- _Request_:
Each record below should appear again exactly as written.

(Entries from a dataset)
*-*-*

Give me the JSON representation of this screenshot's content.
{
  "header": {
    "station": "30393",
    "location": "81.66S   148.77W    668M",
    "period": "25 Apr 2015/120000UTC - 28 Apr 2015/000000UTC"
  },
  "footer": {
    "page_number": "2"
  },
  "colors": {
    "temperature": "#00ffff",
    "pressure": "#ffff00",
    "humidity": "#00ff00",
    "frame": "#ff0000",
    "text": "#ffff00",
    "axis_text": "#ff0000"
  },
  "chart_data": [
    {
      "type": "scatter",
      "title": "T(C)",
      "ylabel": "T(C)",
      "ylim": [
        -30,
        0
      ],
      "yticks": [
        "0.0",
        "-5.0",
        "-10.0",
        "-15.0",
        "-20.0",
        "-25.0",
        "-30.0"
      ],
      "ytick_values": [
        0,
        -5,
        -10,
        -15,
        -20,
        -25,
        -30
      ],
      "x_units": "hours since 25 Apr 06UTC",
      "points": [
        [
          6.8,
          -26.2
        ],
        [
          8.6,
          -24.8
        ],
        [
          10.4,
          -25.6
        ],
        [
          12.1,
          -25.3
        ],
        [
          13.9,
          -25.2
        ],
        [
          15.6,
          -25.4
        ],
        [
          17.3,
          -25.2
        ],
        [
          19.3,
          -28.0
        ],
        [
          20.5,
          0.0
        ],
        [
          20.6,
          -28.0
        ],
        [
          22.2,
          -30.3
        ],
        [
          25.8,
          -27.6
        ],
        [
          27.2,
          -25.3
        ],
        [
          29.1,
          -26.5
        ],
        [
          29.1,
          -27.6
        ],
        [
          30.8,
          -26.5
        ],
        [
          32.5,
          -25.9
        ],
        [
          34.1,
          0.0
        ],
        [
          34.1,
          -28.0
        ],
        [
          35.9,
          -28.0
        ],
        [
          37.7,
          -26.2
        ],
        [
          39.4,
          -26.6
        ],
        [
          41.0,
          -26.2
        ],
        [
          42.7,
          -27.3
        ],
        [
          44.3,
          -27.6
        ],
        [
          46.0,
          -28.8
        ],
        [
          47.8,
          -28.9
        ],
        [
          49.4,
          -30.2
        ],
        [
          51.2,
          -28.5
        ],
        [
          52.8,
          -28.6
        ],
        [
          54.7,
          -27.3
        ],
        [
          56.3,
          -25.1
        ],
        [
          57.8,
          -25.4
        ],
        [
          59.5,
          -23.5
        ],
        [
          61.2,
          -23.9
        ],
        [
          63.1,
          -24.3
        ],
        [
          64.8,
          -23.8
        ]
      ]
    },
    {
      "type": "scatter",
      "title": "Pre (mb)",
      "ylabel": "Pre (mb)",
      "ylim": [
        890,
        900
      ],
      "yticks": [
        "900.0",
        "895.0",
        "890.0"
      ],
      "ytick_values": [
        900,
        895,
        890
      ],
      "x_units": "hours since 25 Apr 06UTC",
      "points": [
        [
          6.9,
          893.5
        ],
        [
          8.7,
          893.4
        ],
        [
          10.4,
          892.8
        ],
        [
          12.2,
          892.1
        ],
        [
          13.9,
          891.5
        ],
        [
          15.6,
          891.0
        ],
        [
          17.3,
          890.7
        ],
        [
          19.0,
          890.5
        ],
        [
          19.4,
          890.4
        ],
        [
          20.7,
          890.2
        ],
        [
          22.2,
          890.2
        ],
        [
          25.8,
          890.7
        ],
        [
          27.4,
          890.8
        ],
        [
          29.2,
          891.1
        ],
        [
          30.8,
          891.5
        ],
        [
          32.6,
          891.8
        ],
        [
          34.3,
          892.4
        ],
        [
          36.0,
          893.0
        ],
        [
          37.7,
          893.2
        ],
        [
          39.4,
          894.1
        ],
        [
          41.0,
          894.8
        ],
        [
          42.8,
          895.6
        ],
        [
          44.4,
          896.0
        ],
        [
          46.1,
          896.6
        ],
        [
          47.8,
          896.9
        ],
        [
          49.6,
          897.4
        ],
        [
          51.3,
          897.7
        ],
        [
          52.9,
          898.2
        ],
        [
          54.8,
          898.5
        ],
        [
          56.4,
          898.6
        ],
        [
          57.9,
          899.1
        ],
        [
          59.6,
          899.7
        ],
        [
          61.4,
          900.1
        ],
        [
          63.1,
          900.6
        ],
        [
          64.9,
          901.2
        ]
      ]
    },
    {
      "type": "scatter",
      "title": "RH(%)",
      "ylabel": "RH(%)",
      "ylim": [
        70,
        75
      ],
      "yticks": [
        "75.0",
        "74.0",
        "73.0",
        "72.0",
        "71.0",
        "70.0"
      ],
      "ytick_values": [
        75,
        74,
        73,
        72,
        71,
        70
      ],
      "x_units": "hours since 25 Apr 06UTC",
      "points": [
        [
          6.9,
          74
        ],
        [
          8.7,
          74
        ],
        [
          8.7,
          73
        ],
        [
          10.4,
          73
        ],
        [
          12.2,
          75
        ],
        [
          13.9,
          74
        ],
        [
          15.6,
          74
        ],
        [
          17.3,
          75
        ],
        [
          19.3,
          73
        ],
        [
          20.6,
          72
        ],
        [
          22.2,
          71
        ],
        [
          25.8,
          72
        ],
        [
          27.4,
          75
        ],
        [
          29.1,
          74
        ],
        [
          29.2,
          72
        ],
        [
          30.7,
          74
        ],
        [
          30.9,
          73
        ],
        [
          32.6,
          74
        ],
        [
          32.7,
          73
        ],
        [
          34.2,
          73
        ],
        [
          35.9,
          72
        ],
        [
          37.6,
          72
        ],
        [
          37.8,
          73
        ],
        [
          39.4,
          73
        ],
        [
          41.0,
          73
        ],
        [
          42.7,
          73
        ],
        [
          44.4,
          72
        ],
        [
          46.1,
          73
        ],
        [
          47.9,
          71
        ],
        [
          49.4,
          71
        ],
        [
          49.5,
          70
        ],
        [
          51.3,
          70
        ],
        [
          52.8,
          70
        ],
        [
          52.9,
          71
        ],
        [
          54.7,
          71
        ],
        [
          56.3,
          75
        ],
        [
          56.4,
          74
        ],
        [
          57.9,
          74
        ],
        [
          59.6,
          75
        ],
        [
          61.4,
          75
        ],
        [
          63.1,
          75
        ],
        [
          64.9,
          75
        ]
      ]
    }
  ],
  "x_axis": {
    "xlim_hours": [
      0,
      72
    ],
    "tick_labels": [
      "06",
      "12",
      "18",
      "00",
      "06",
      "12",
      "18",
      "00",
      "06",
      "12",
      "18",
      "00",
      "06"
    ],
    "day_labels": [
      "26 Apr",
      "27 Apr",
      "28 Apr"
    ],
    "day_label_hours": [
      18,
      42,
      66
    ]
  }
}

*-*-*

- _Exercise output_:
Give me the JSON representation of this screenshot's content.
{
  "header": {
    "station": "30393",
    "location": "81.66S   148.77W    668M",
    "period": "25 Apr 2015/120000UTC - 28 Apr 2015/000000UTC"
  },
  "footer": {
    "page_number": "2"
  },
  "colors": {
    "temperature": "#00ffff",
    "pressure": "#ffff00",
    "humidity": "#00ff00",
    "frame": "#ff0000",
    "text": "#ffff00",
    "axis_text": "#ff0000"
  },
  "chart_data": [
    {
      "type": "scatter",
      "title": "T(C)",
      "ylabel": "T(C)",
      "ylim": [
        -30,
        0
      ],
      "yticks": [
        "0.0",
        "-5.0",
        "-10.0",
        "-15.0",
        "-20.0",
        "-25.0",
        "-30.0"
      ],
      "ytick_values": [
        0,
        -5,
        -10,
        -15,
        -20,
        -25,
        -30
      ],
      "x_units": "hours since 25 Apr 06UTC",
      "points": [
        [
          6.8,
          -26.2
        ],
        [
          8.6,
          -24.8
        ],
        [
          10.4,
          -25.6
        ],
        [
          12.1,
          -25.3
        ],
        [
          13.9,
          -25.2
        ],
        [
          15.6,
          -25.4
        ],
        [
          17.3,
          -25.2
        ],
        [
          19.3,
          -28.0
        ],
        [
          20.5,
          0.0
        ],
        [
          20.6,
          -28.0
        ],
        [
          22.2,
          -30.3
        ],
        [
          25.8,
          -27.6
        ],
        [
          27.2,
          -25.3
        ],
        [
          29.1,
          -26.5
        ],
        [
          29.1,
          -27.6
        ],
        [
          30.8,
          -26.5
        ],
        [
          32.5,
          -25.9
        ],
        [
          34.1,
          0.0
        ],
        [
          34.1,
          -28.0
        ],
        [
          35.9,
          -28.0
        ],
        [
          37.7,
          -26.2
        ],
        [
          39.4,
          -26.6
        ],
        [
          41.0,
          -26.2
        ],
        [
          42.7,
          -27.3
        ],
        [
          44.3,
          -27.6
        ],
        [
          46.0,
          -28.8
        ],
        [
          47.8,
          -28.9
        ],
        [
          49.4,
          -30.2
        ],
        [
          51.2,
          -28.5
        ],
        [
          52.8,
          -28.6
        ],
        [
          54.7,
          -27.3
        ],
        [
          56.3,
          -25.1
        ],
        [
          57.8,
          -25.4
        ],
        [
          59.5,
          -23.5
        ],
        [
          61.2,
          -23.9
        ],
        [
          63.1,
          -24.3
        ],
        [
          64.8,
          -23.8
        ]
      ]
    },
    {
      "type": "scatter",
      "title": "Pre (mb)",
      "ylabel": "Pre (mb)",
      "ylim": [
        890,
        900
      ],
      "yticks": [
        "900.0",
        "895.0",
        "890.0"
      ],
      "ytick_values": [
        900,
        895,
        890
      ],
      "x_units": "hours since 25 Apr 06UTC",
      "points": [
        [
          6.9,
          893.5
        ],
        [
          8.7,
          893.4
        ],
        [
          10.4,
          892.8
        ],
        [
          12.2,
          892.1
        ],
        [
          13.9,
          891.5
        ],
        [
          15.6,
          891.0
        ],
        [
          17.3,
          890.7
        ],
        [
          19.0,
          890.5
        ],
        [
          19.4,
          890.4
        ],
        [
          20.7,
          890.2
        ],
        [
          22.2,
          890.2
        ],
        [
          25.8,
          890.7
        ],
        [
          27.4,
          890.8
        ],
        [
          29.2,
          891.1
        ],
        [
          30.8,
          891.5
        ],
        [
          32.6,
          891.8
        ],
        [
          34.3,
          892.4
        ],
        [
          36.0,
          893.0
        ],
        [
          37.7,
          893.2
        ],
        [
          39.4,
          894.1
        ],
        [
          41.0,
          894.8
        ],
        [
          42.8,
          895.6
        ],
        [
          44.4,
          896.0
        ],
        [
          46.1,
          896.6
        ],
        [
          47.8,
          896.9
        ],
        [
          49.6,
          897.4
        ],
        [
          51.3,
          897.7
        ],
        [
          52.9,
          898.2
        ],
        [
          54.8,
          898.5
        ],
        [
          56.4,
          898.6
        ],
        [
          57.9,
          899.1
        ],
        [
          59.6,
          899.7
        ],
        [
          61.4,
          900.1
        ],
        [
          63.1,
          900.6
        ],
        [
          64.9,
          901.2
        ]
      ]
    },
    {
      "type": "scatter",
      "title": "RH(%)",
      "ylabel": "RH(%)",
      "ylim": [
        70,
        75
      ],
      "yticks": [
        "75.0",
        "74.0",
        "73.0",
        "72.0",
        "71.0",
        "70.0"
      ],
      "ytick_values": [
        75,
        74,
        73,
        72,
        71,
        70
      ],
      "x_units": "hours since 25 Apr 06UTC",
      "points": [
        [
          6.9,
          74
        ],
        [
          8.7,
          74
        ],
        [
          8.7,
          73
        ],
        [
          10.4,
          73
        ],
        [
          12.2,
          75
        ],
        [
          13.9,
          74
        ],
        [
          15.6,
          74
        ],
        [
          17.3,
          75
        ],
        [
          19.3,
          73
        ],
        [
          20.6,
          72
        ],
        [
          22.2,
          71
        ],
        [
          25.8,
          72
        ],
        [
          27.4,
          75
        ],
        [
          29.1,
          74
        ],
        [
          29.2,
          72
        ],
        [
          30.7,
          74
        ],
        [
          30.9,
          73
        ],
        [
          32.6,
          74
        ],
        [
          32.7,
          73
        ],
        [
          34.2,
          73
        ],
        [
          35.9,
          72
        ],
        [
          37.6,
          72
        ],
        [
          37.8,
          73
        ],
        [
          39.4,
          73
        ],
        [
          41.0,
          73
        ],
        [
          42.7,
          73
        ],
        [
          44.4,
          72
        ],
        [
          46.1,
          73
        ],
        [
          47.9,
          71
        ],
        [
          49.4,
          71
        ],
        [
          49.5,
          70
        ],
        [
          51.3,
          70
        ],
        [
          52.8,
          70
        ],
        [
          52.9,
          71
        ],
        [
          54.7,
          71
        ],
        [
          56.3,
          75
        ],
        [
          56.4,
          74
        ],
        [
          57.9,
          74
        ],
        [
          59.6,
          75
        ],
        [
          61.4,
          75
        ],
        [
          63.1,
          75
        ],
        [
          64.9,
          75
        ]
      ]
    }
  ],
  "x_axis": {
    "xlim_hours": [
      0,
      72
    ],
    "tick_labels": [
      "06",
      "12",
      "18",
      "00",
      "06",
      "12",
      "18",
      "00",
      "06",
      "12",
      "18",
      "00",
      "06"
    ],
    "day_labels": [
      "26 Apr",
      "27 Apr",
      "28 Apr"
    ],
    "day_label_hours": [
      18,
      42,
      66
    ]
  }
}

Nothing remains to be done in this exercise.